• **Short exercise**
Copy the data below exactly, omitting any picture it contains.

• **Material for the task**
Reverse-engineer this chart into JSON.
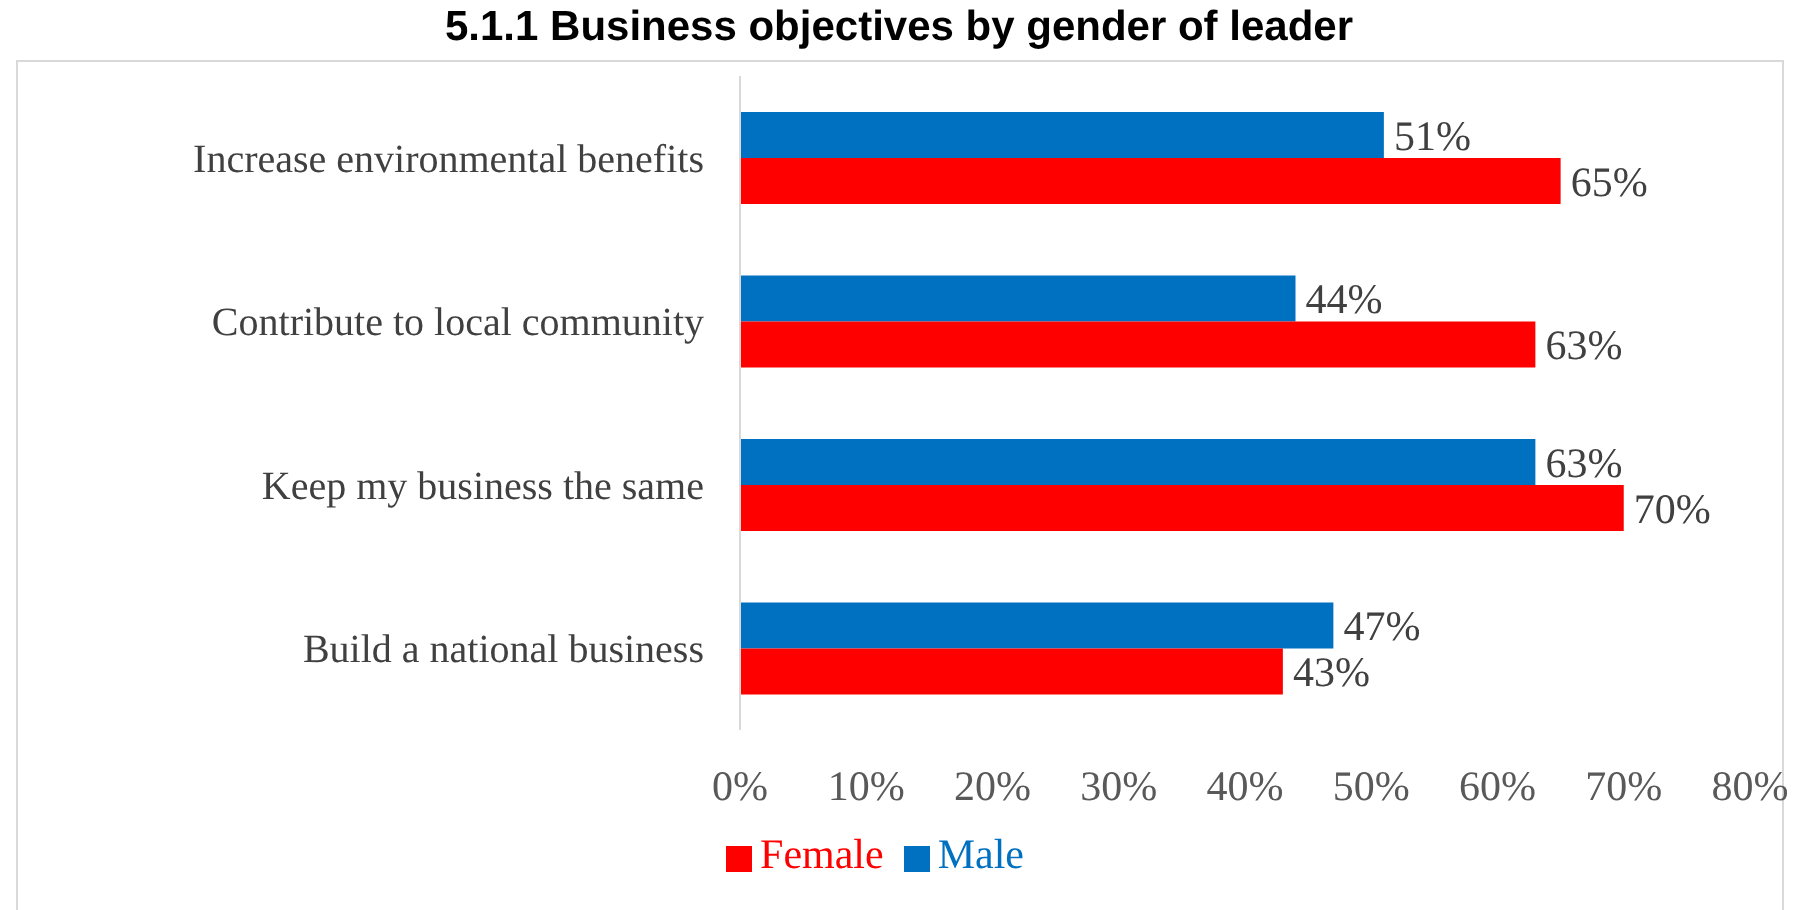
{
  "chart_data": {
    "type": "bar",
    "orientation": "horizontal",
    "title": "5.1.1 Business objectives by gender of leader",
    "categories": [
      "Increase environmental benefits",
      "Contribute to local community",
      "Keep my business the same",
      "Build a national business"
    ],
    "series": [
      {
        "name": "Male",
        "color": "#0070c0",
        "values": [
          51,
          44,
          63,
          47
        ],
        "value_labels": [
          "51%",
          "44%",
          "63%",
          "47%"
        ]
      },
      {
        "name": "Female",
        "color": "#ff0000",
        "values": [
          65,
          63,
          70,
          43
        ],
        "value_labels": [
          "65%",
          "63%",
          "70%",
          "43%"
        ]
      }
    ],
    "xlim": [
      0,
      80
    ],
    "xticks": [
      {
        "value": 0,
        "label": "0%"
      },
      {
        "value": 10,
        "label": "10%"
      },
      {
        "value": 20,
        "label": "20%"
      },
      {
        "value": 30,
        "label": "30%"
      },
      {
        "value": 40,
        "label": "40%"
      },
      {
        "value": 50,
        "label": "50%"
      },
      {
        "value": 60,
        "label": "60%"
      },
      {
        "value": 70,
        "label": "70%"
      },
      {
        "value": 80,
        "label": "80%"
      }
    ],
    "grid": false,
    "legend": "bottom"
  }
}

• **Full response**
Reverse-engineer this chart into JSON.
{
  "chart_data": {
    "type": "bar",
    "orientation": "horizontal",
    "title": "5.1.1 Business objectives by gender of leader",
    "categories": [
      "Increase environmental benefits",
      "Contribute to local community",
      "Keep my business the same",
      "Build a national business"
    ],
    "series": [
      {
        "name": "Male",
        "color": "#0070c0",
        "values": [
          51,
          44,
          63,
          47
        ],
        "value_labels": [
          "51%",
          "44%",
          "63%",
          "47%"
        ]
      },
      {
        "name": "Female",
        "color": "#ff0000",
        "values": [
          65,
          63,
          70,
          43
        ],
        "value_labels": [
          "65%",
          "63%",
          "70%",
          "43%"
        ]
      }
    ],
    "xlim": [
      0,
      80
    ],
    "xticks": [
      {
        "value": 0,
        "label": "0%"
      },
      {
        "value": 10,
        "label": "10%"
      },
      {
        "value": 20,
        "label": "20%"
      },
      {
        "value": 30,
        "label": "30%"
      },
      {
        "value": 40,
        "label": "40%"
      },
      {
        "value": 50,
        "label": "50%"
      },
      {
        "value": 60,
        "label": "60%"
      },
      {
        "value": 70,
        "label": "70%"
      },
      {
        "value": 80,
        "label": "80%"
      }
    ],
    "grid": false,
    "legend": "bottom"
  }
}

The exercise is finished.